* Start *

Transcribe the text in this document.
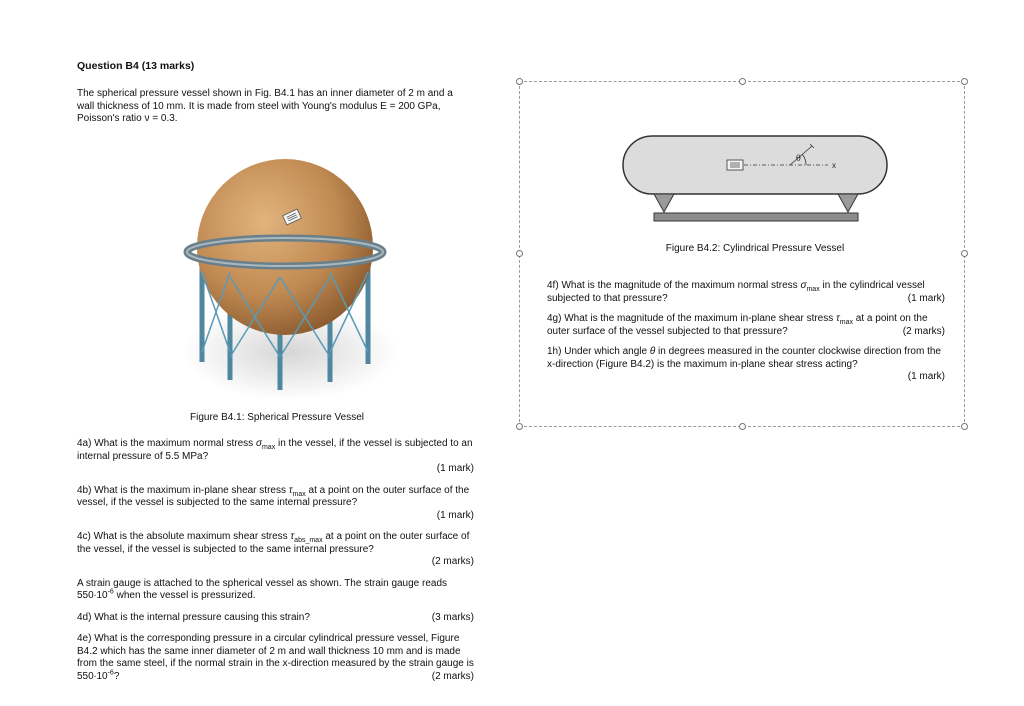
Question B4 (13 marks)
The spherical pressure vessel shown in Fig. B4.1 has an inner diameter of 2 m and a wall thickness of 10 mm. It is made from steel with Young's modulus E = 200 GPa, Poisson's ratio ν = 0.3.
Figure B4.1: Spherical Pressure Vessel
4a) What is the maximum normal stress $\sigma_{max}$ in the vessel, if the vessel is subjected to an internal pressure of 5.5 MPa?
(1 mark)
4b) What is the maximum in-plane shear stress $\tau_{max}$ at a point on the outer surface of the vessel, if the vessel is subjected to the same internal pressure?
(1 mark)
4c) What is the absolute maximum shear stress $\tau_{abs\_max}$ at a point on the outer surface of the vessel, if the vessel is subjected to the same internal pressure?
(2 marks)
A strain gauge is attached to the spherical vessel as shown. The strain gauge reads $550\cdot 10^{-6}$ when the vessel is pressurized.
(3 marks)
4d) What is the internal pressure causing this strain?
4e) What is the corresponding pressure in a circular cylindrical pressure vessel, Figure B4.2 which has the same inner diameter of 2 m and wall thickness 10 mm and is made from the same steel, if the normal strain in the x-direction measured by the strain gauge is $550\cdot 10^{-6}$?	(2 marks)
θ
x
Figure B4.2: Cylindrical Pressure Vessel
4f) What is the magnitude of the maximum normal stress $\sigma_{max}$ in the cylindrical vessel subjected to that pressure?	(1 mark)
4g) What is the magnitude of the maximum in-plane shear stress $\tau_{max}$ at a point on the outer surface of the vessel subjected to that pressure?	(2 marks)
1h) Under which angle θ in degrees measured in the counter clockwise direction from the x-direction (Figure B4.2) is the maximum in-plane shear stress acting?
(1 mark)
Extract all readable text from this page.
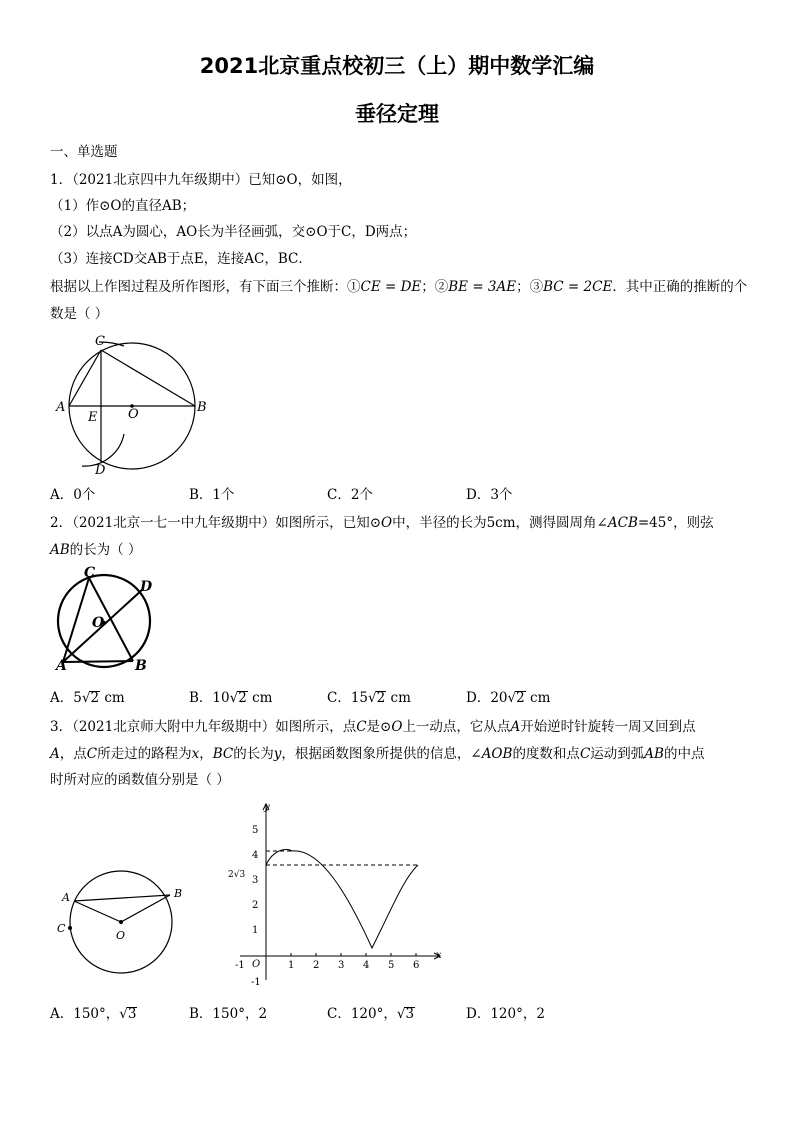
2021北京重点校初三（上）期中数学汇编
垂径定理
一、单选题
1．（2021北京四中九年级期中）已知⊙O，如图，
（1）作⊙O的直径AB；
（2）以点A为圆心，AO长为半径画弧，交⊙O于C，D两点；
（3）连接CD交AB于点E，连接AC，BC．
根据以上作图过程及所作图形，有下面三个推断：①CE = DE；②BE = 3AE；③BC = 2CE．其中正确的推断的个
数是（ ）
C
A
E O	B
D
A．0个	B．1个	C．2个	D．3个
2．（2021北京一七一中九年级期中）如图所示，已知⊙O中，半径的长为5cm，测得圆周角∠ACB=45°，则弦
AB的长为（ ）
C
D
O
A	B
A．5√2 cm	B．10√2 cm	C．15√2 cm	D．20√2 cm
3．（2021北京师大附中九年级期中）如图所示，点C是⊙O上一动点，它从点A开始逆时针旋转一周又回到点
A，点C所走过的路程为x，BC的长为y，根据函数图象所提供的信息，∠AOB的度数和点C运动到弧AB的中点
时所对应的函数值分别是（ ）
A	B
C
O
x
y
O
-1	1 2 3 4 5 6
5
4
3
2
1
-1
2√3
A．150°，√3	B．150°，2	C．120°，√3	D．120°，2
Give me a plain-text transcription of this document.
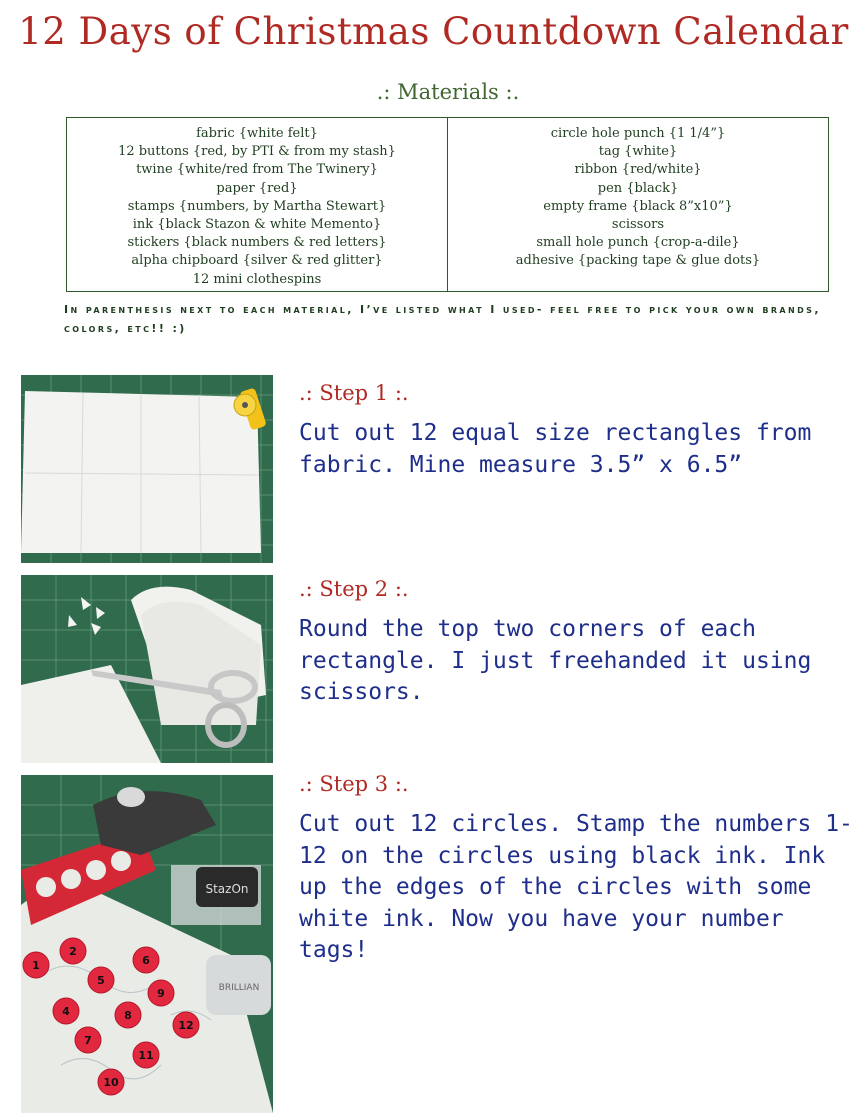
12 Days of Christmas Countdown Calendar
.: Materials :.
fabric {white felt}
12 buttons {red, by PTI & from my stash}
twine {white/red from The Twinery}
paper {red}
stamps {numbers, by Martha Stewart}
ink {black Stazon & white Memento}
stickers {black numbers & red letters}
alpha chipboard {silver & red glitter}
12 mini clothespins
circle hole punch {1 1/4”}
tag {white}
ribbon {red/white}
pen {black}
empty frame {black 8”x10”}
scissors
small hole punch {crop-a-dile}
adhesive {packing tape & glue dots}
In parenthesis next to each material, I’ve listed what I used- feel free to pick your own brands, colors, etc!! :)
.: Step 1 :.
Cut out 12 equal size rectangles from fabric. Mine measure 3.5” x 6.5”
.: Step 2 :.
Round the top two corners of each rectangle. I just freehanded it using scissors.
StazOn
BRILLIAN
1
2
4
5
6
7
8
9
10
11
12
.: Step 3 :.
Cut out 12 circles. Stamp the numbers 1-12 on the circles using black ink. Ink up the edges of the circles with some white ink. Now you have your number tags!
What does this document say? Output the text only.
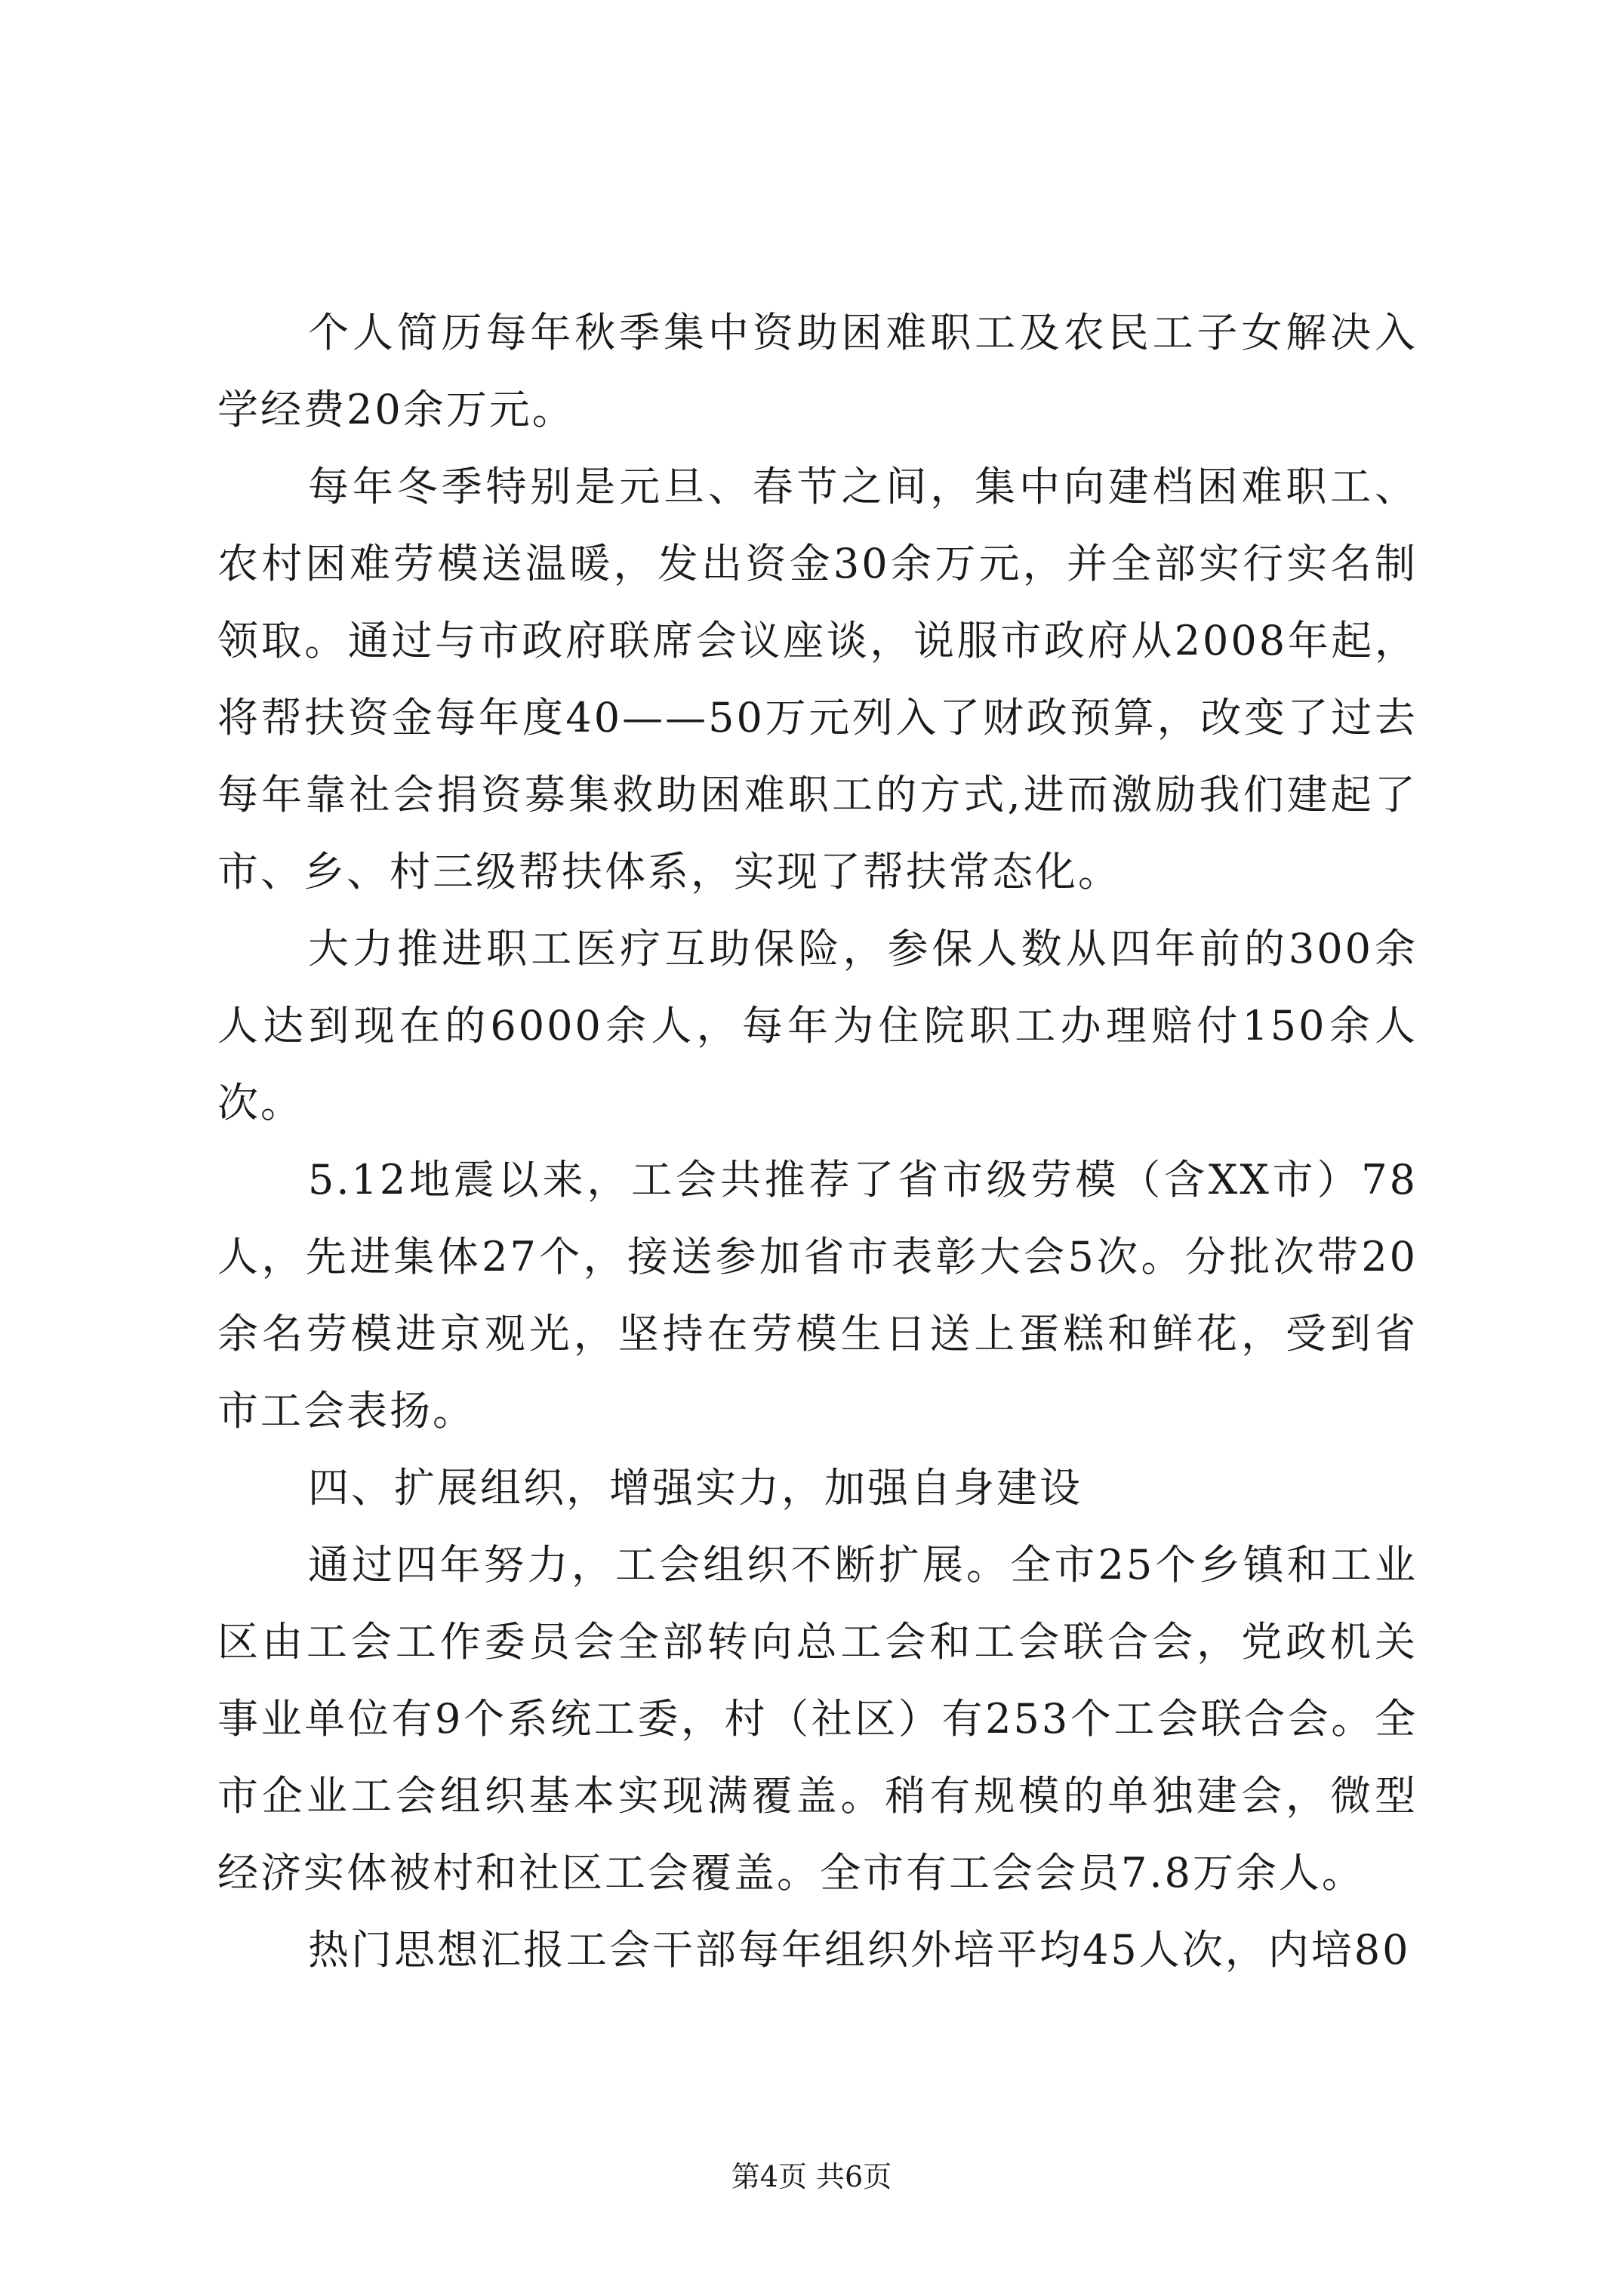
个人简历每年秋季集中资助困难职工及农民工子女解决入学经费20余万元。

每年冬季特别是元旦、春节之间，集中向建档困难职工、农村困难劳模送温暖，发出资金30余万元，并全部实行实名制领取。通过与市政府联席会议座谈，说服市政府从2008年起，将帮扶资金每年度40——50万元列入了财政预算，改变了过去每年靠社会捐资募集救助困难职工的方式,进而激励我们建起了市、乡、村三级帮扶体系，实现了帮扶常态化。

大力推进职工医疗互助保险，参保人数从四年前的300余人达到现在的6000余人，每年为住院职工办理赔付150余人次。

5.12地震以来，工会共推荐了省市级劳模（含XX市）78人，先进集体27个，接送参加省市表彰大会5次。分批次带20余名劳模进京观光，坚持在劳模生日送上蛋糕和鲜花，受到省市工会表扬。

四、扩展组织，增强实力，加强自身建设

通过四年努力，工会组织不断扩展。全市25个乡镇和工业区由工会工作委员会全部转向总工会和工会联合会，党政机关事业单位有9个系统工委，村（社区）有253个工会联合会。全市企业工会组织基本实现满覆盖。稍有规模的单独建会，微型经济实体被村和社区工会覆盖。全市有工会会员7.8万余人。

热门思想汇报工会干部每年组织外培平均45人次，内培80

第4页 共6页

* End *

* YOUR OBJECTIVE *
Copy the listing in full and without alteration, omitting every picture.

* TASK ANSWER *
Transcribe the text in this document.
Question B4 (13 marks)
The spherical pressure vessel shown in Fig. B4.1 has an inner diameter of 2 m and a wall thickness of 10 mm. It is made from steel with Young's modulus E = 200 GPa, Poisson's ratio ν = 0.3.
Figure B4.1: Spherical Pressure Vessel
4a) What is the maximum normal stress $\sigma_{max}$ in the vessel, if the vessel is subjected to an internal pressure of 5.5 MPa?
(1 mark)
4b) What is the maximum in-plane shear stress $\tau_{max}$ at a point on the outer surface of the vessel, if the vessel is subjected to the same internal pressure?
(1 mark)
4c) What is the absolute maximum shear stress $\tau_{abs\_max}$ at a point on the outer surface of the vessel, if the vessel is subjected to the same internal pressure?
(2 marks)
A strain gauge is attached to the spherical vessel as shown. The strain gauge reads $550\cdot 10^{-6}$ when the vessel is pressurized.
(3 marks)
4d) What is the internal pressure causing this strain?
4e) What is the corresponding pressure in a circular cylindrical pressure vessel, Figure B4.2 which has the same inner diameter of 2 m and wall thickness 10 mm and is made from the same steel, if the normal strain in the x-direction measured by the strain gauge is $550\cdot 10^{-6}$?	(2 marks)
θ
x
Figure B4.2: Cylindrical Pressure Vessel
4f) What is the magnitude of the maximum normal stress $\sigma_{max}$ in the cylindrical vessel subjected to that pressure?	(1 mark)
4g) What is the magnitude of the maximum in-plane shear stress $\tau_{max}$ at a point on the outer surface of the vessel subjected to that pressure?	(2 marks)
1h) Under which angle θ in degrees measured in the counter clockwise direction from the x-direction (Figure B4.2) is the maximum in-plane shear stress acting?
(1 mark)
Extract all readable text from this page.
2021北京重点校初三（上）期中数学汇编
垂径定理
一、单选题
1．（2021北京四中九年级期中）已知⊙O，如图，
（1）作⊙O的直径AB；
（2）以点A为圆心，AO长为半径画弧，交⊙O于C，D两点；
（3）连接CD交AB于点E，连接AC，BC．
根据以上作图过程及所作图形，有下面三个推断：①CE = DE；②BE = 3AE；③BC = 2CE．其中正确的推断的个
数是（ ）
C
A
E O	B
D
A．0个	B．1个	C．2个	D．3个
2．（2021北京一七一中九年级期中）如图所示，已知⊙O中，半径的长为5cm，测得圆周角∠ACB=45°，则弦
AB的长为（ ）
C
D
O
A	B
A．5√2 cm	B．10√2 cm	C．15√2 cm	D．20√2 cm
3．（2021北京师大附中九年级期中）如图所示，点C是⊙O上一动点，它从点A开始逆时针旋转一周又回到点
A，点C所走过的路程为x，BC的长为y，根据函数图象所提供的信息，∠AOB的度数和点C运动到弧AB的中点
时所对应的函数值分别是（ ）
A	B
C
O
x
y
O
-1	1 2 3 4 5 6
5
4
3
2
1
-1
2√3
A．150°，√3	B．150°，2	C．120°，√3	D．120°，2
Give me a plain-text transcription of this document.
12 Days of Christmas Countdown Calendar
.: Materials :.
fabric {white felt}
12 buttons {red, by PTI & from my stash}
twine {white/red from The Twinery}
paper {red}
stamps {numbers, by Martha Stewart}
ink {black Stazon & white Memento}
stickers {black numbers & red letters}
alpha chipboard {silver & red glitter}
12 mini clothespins
circle hole punch {1 1/4”}
tag {white}
ribbon {red/white}
pen {black}
empty frame {black 8”x10”}
scissors
small hole punch {crop-a-dile}
adhesive {packing tape & glue dots}
In parenthesis next to each material, I’ve listed what I used- feel free to pick your own brands, colors, etc!! :)
.: Step 1 :.
Cut out 12 equal size rectangles from fabric. Mine measure 3.5” x 6.5”
.: Step 2 :.
Round the top two corners of each rectangle. I just freehanded it using scissors.
StazOn
BRILLIAN
1
2
4
5
6
7
8
9
10
11
12
.: Step 3 :.
Cut out 12 circles. Stamp the numbers 1-12 on the circles using black ink. Ink up the edges of the circles with some white ink. Now you have your number tags!
What does this document say? Output the text only.
个人简历每年秋季集中资助困难职工及农民工子女解决入学经费20余万元。

每年冬季特别是元旦、春节之间，集中向建档困难职工、农村困难劳模送温暖，发出资金30余万元，并全部实行实名制领取。通过与市政府联席会议座谈，说服市政府从2008年起，将帮扶资金每年度40——50万元列入了财政预算，改变了过去每年靠社会捐资募集救助困难职工的方式,进而激励我们建起了市、乡、村三级帮扶体系，实现了帮扶常态化。

大力推进职工医疗互助保险，参保人数从四年前的300余人达到现在的6000余人，每年为住院职工办理赔付150余人次。

5.12地震以来，工会共推荐了省市级劳模（含XX市）78人，先进集体27个，接送参加省市表彰大会5次。分批次带20余名劳模进京观光，坚持在劳模生日送上蛋糕和鲜花，受到省市工会表扬。

四、扩展组织，增强实力，加强自身建设

通过四年努力，工会组织不断扩展。全市25个乡镇和工业区由工会工作委员会全部转向总工会和工会联合会，党政机关事业单位有9个系统工委，村（社区）有253个工会联合会。全市企业工会组织基本实现满覆盖。稍有规模的单独建会，微型经济实体被村和社区工会覆盖。全市有工会会员7.8万余人。

热门思想汇报工会干部每年组织外培平均45人次，内培80

第4页 共6页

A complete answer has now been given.